→ TEKS PILIHAN:

Bank Negara Indonesia 1946 (BNI 1946) adalah bank negara Indonesia yang didirikan tahun 1946. Lembaga keuangan negara ini adalah satu-satunya lembaga pemerintah yang mematenkan tahun di belakang namanya. Itu bukan hanya karena bank tersebut didirikan tahun 1946 tetapi juga karena tahun itu adalah tahun sangat sulit bagi negara baru Indonesia. Negara harus berutang kepada rakyat untuk membiayai pemerintahan. Berutang kepada rakyat ini termasuk untuk menyediakan modal awal pendirian Bank Negara, bank negara yang kini dikenal sebagai Bank Negara Indonesia (BNI).

De Volkskrant, 11-11-1946
Penetapan nama Bank Negara Indonesia (BNI) menjadi Bank Negara Indonesia 1946 (BNI 1946) dan statusnya menjadi Bank Umum Milik Negara (BUMN) berdasarkan Undang-Undang No. 17 tahun 1968 tentang Bank Negara Indonesia 1946. Pada logo baru Bank BNI yang dibuat tahun 2004 angka (19)46 sengaja lebih ditonjolkan. Ini seakan menagaskan bahwa angka tahun 1946 begitu penting bagi Bank Negara Indonesia (BNI).

Bagaimana Bank Negara Indonesia (BNI) bisa berutang pada saat pendiriannya tahun 1946? Itu pertanyaannya. Fakta ini tidak ada akan ditemukan dalam sejarah BNI. Sebab Bank BNI saat ini adalah bank yang sangat kaya. Untuk mengingatkan BNI jangan sampai jatuh menjadi sombong di tengah masyarakat, kita perlu membangkitkan memory bahwa Bank BNI pernah berutang saat pendiriannya tahun 1946. Mari kita perlihat sumber-sumber masa lampau.

Poesat Bank Indonesia

Poesat Bank Indonesia (Centrale Indonesische Bank) didirikan pada tanggal 14 Oktober 1945 dan memulai kegiatannya pada bulan November 1945. Pembentukan itu diperlukan karena sistem perbankan benar-benar terganggu setelah kemerdekaan Indonesia. Pada pertemuan badan ekonomi pusat (centrale economische organisatie) yang diadakan di Jogjakarta mengumumkan pendirian Poesat Bank Indonesia (PBI) yang mana Dr. Karim sebagai direktur (Leeuwarder koerier, 02-03-1946). Disebutkan pendirian PBI ebagai bank sentral Indonesia ini sangat didukung oleh pemerintah Republik.

Pemerintah Republik Indonesia pindah dari Djakarta ke Jogjakarta. Perpindahan ini secara bertahap dimulai sejak awal tahun 1946. Rombongan terakhir terjadi pada bulan Oktober 1946 (lihat Nieuwe courant, 17-10-1946). Disebutkan rombongan terakhir ini berkumpul di bekas rumah Sutan Sjahrir yang terdiri dari bagian Kementerian Dalam Negeri, Kementerian Informasi dan Kementerian Perhubungan yang mana yang memimpin rombongan terakhir ini adalah Mr. Arifin Harahap yang berangkat dari Stasion Manggarai menuju Jogja yang dikawal oleh polisi Belanda.

→ KUMPULAN DAFTAR:
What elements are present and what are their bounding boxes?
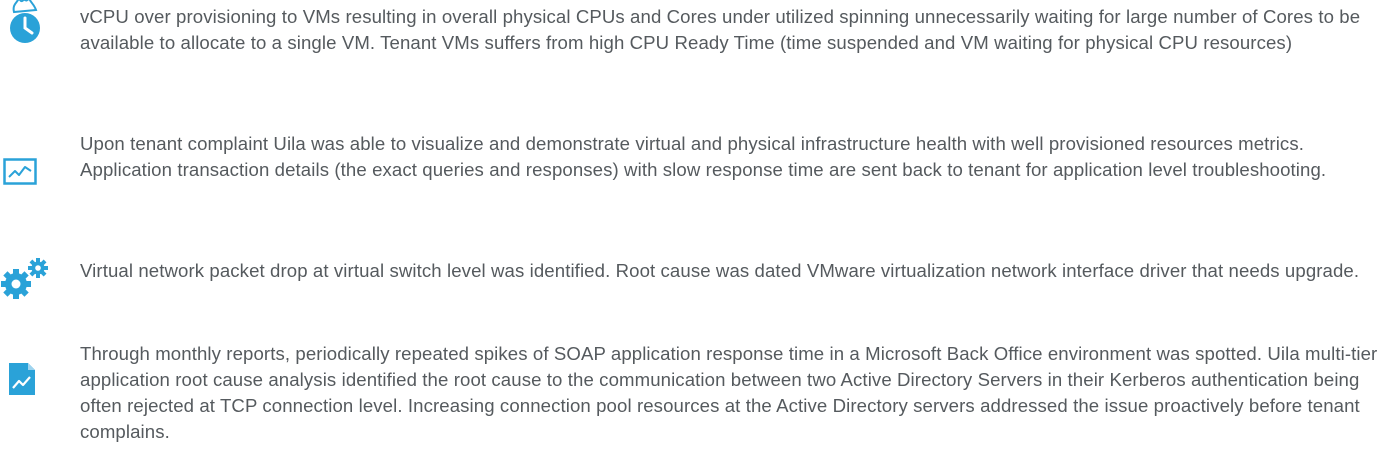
gears-icon <box>0 256 48 300</box>
case-text: vCPU over provisioning to VMs resulting … <box>80 6 1361 53</box>
clock-icon <box>6 0 50 43</box>
case-text: Virtual network packet drop at virtual s… <box>80 260 1360 281</box>
case-text: Upon tenant complaint Uila was able to v… <box>80 133 1327 180</box>
line-chart-icon <box>3 158 47 202</box>
case-text: Through monthly reports, periodically re… <box>80 343 1378 442</box>
report-icon <box>8 362 52 406</box>
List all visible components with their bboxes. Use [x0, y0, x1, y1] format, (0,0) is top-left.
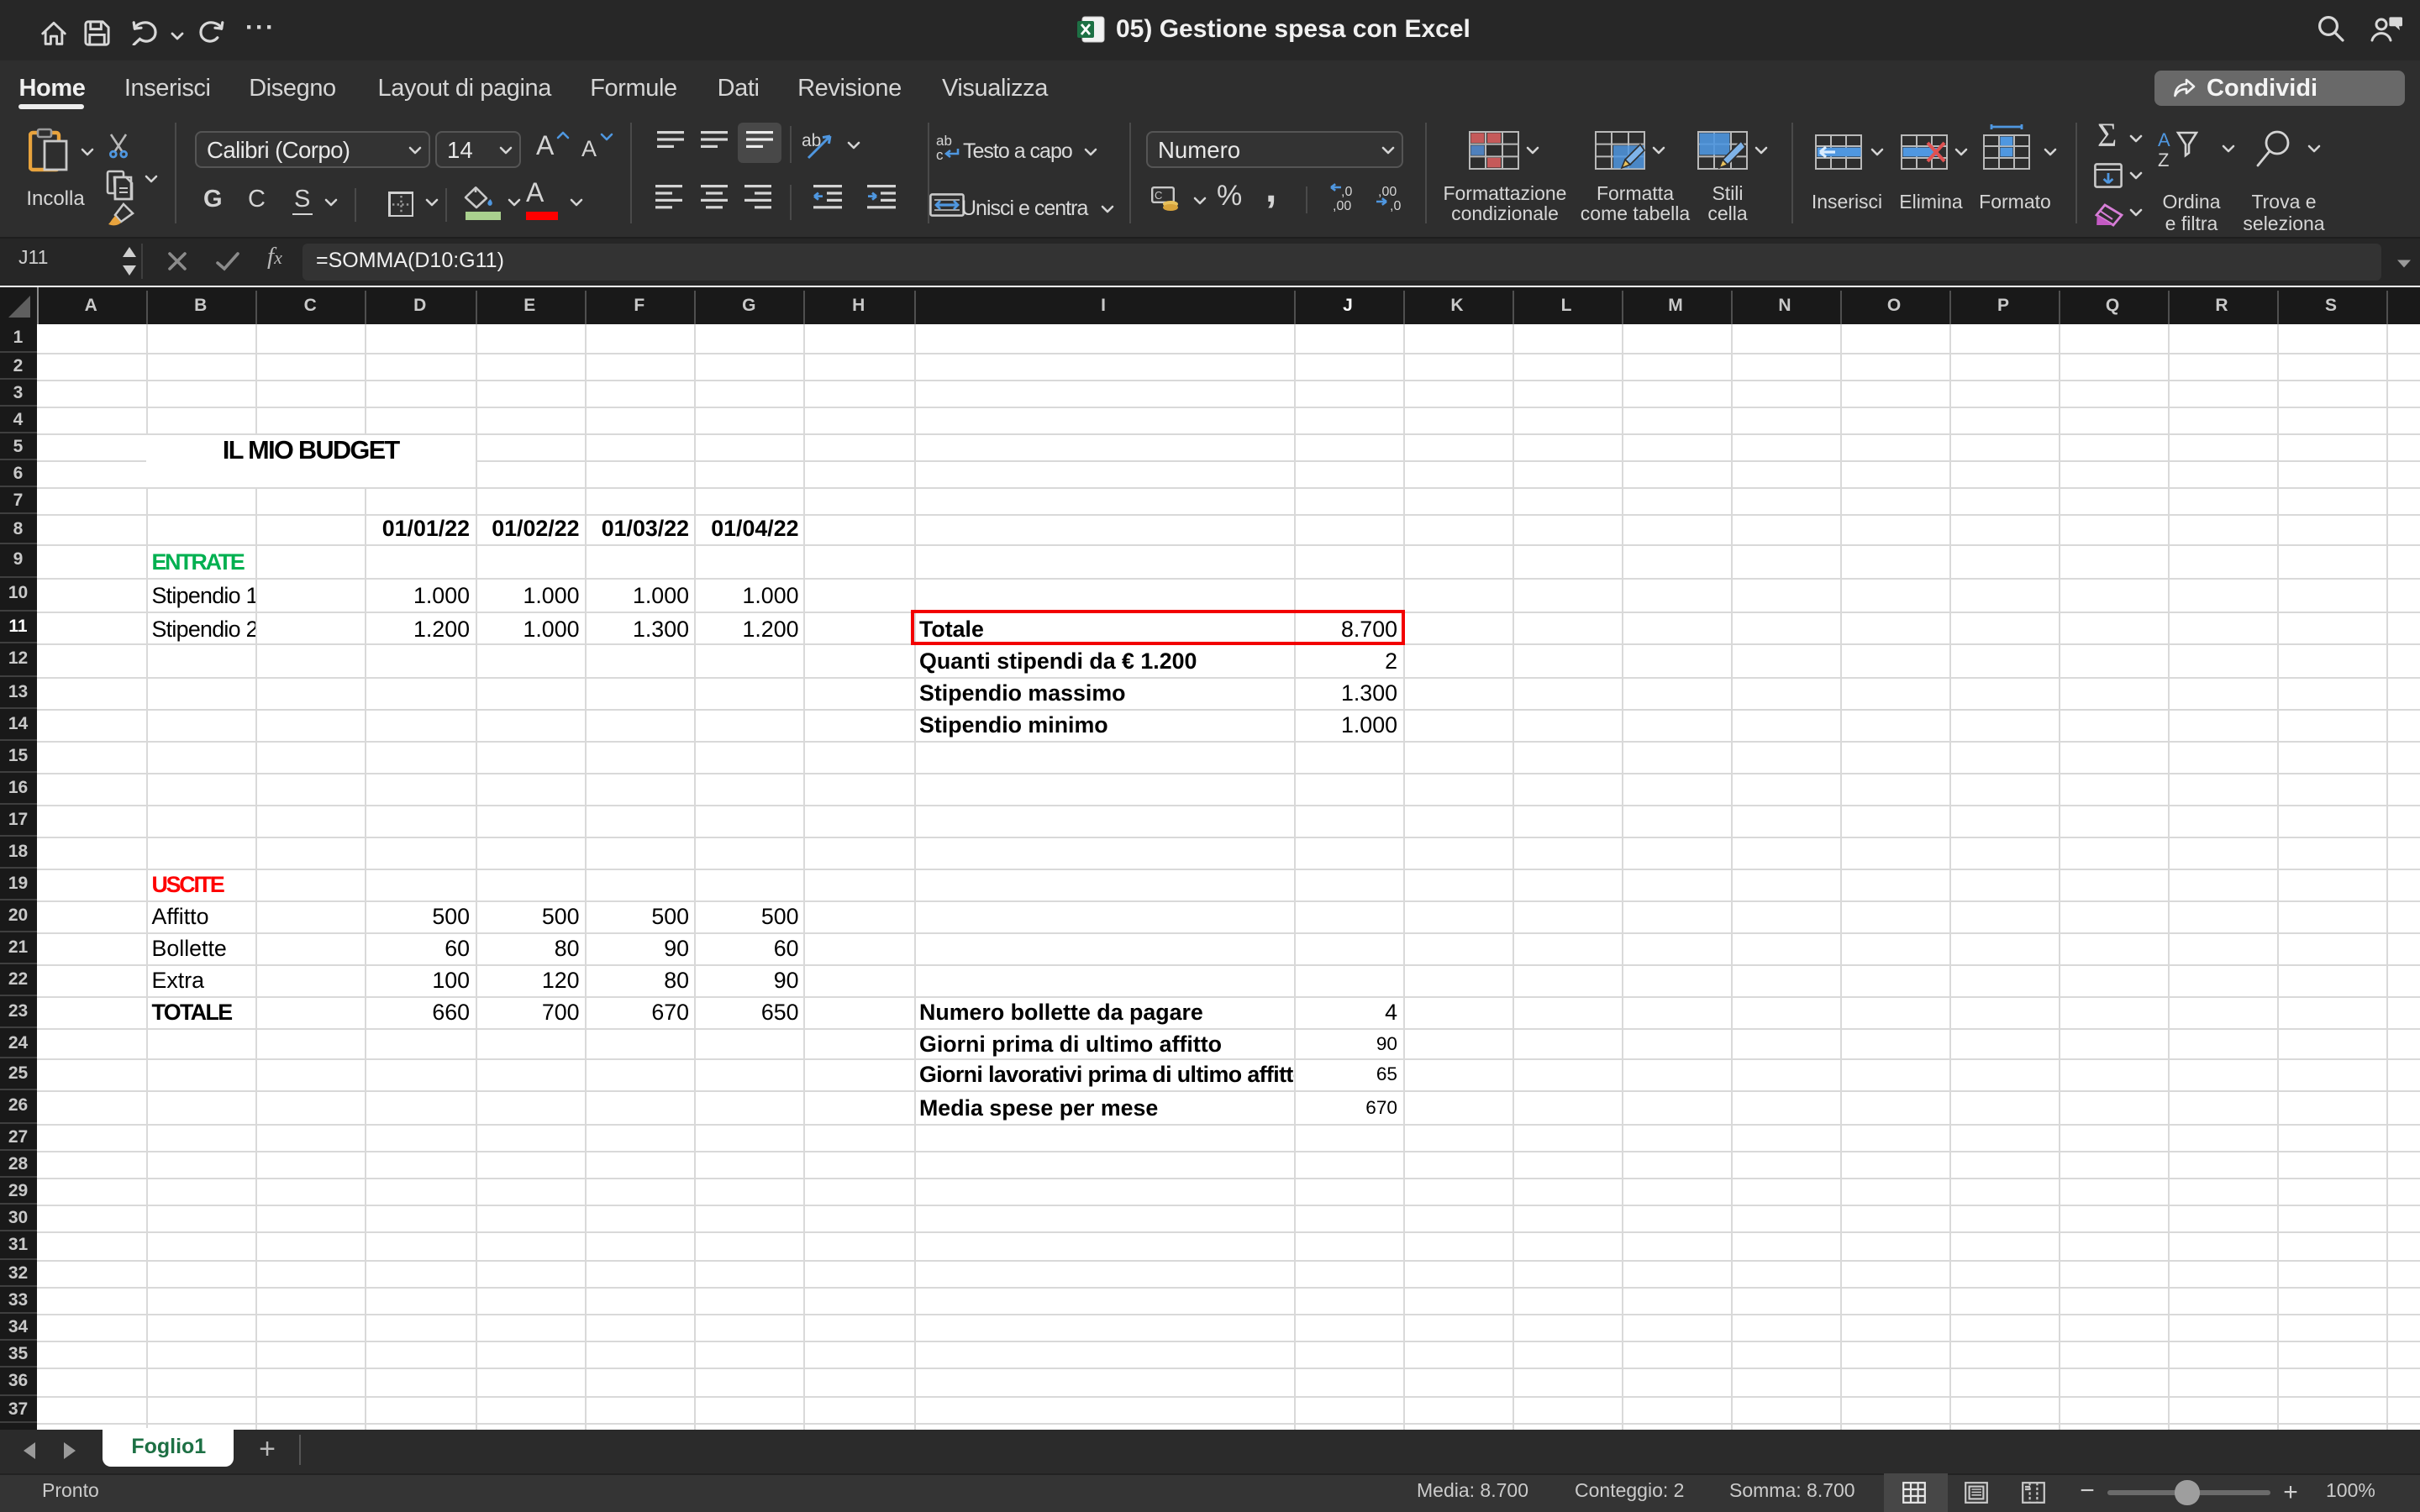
svg-text:A: A [2158, 129, 2170, 150]
svg-text:,00: ,00 [1378, 185, 1397, 199]
svg-text:C: C [1155, 189, 1162, 202]
svg-text:c: c [936, 147, 944, 161]
svg-text:,0: ,0 [1341, 185, 1352, 199]
svg-text:,00: ,00 [1333, 199, 1351, 212]
svg-text:Z: Z [2158, 150, 2169, 168]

→ TUJUAN TUGAS 1: Ubah daftar di atas, mulai dari baris pertama daftar sampai dengan baris yang memuat "case-text: Upon tenant", dengan mengganti "elements" menjadi "components" tanpa mengubah apa pun lagi. Tuliskan hanya baris-baris tersebut dan jangan sertakan gambarnya.
→ TUJUAN TUGAS 2: Lanjutkan teks tentang sejarah Bank Negara Indonesia 1946 mulai setelah kalimat terakhirnya.

→ HASIL LATIHAN 1:
What components are present and what are their bounding boxes?
gears-icon <box>0 256 48 300</box>
case-text: vCPU over provisioning to VMs resulting … <box>80 6 1361 53</box>
clock-icon <box>6 0 50 43</box>
case-text: Virtual network packet drop at virtual s… <box>80 260 1360 281</box>
case-text: Upon tenant complaint Uila was able to v… <box>80 133 1327 180</box>

→ HASIL LATIHAN 2:
Sementara RUU sedang disiapkan untuk diajukan mengenai dasar bank negara, PBI bertanggungjawab untuk mengeluarkan pinjaman dua kali 500 Juta rupiah. Dari 500 Juta rupiah pertama, sebanyak 100 Juta rupiah digunakan untuk menutupi defisit anggaran pemerintah, 200 Juta rupiah sebagai modal bagi Bank Negara yang akan didirikan dan 200 Juta rupiah untuk pekerjaan umum. Untuk 500 Juta rupiah kedua akan ditempatkan di Sumatra (lihat Algemeen Handelsblad, 31-05-1946).

Pada bulan Februari 1946 Bank Rakjat Indonesia (BRI) dibuka (lihat Het nieuws : algemeen dagblad, 10-04-1946). Disebutkan Bank Rakjat Indonesia telah memiliki tidak kurang dari 70 cabang di Jawa dan Madoera yang akan mendukung Republik [Indonesia] dalam perjuangan, konstruksi dan ekonomi. Cabang BRI ini adalah eks Syomin Ginko pada era pendudukan Jepang dan Volkscredietbank di era kolonial Belanda. Pendirian Bank Negara dalam hal ini terutama untuk menjadi sirkulasi (bank sentral).

RUU tersebut disahkan sebagai Peraturan Pemerintah Pengganti Undang-Undang (Perpu) No. 2 tahun 1946 tentang Bank Negara Indonesia.  Perpu ini ditetapkan di Jogjakarta pada tanggal 5 Juli 1946 yang ditandatangani Presiden Republik Indonesia Soekarno dan Menteri Keuangan Soerachman. Perpu ini kemudian diumumkan oleh Sekretaris Negara AG Pringodigdo. Dengan adanya perpu ini maka bank negara Bank Negara Indonesia mulai melakukan fungsi moneter.

Dalam Perpu Pasal 4 usaha Bank Negara Indonesia ialah (dua yang pertama): 1.Mengeluarkan dan mengedarkan uang kertas Bank; 2.Memberi crediet kepada badan-badan pemerintah, bank-bank Indonesia dan badan perekonomian rakyat lain.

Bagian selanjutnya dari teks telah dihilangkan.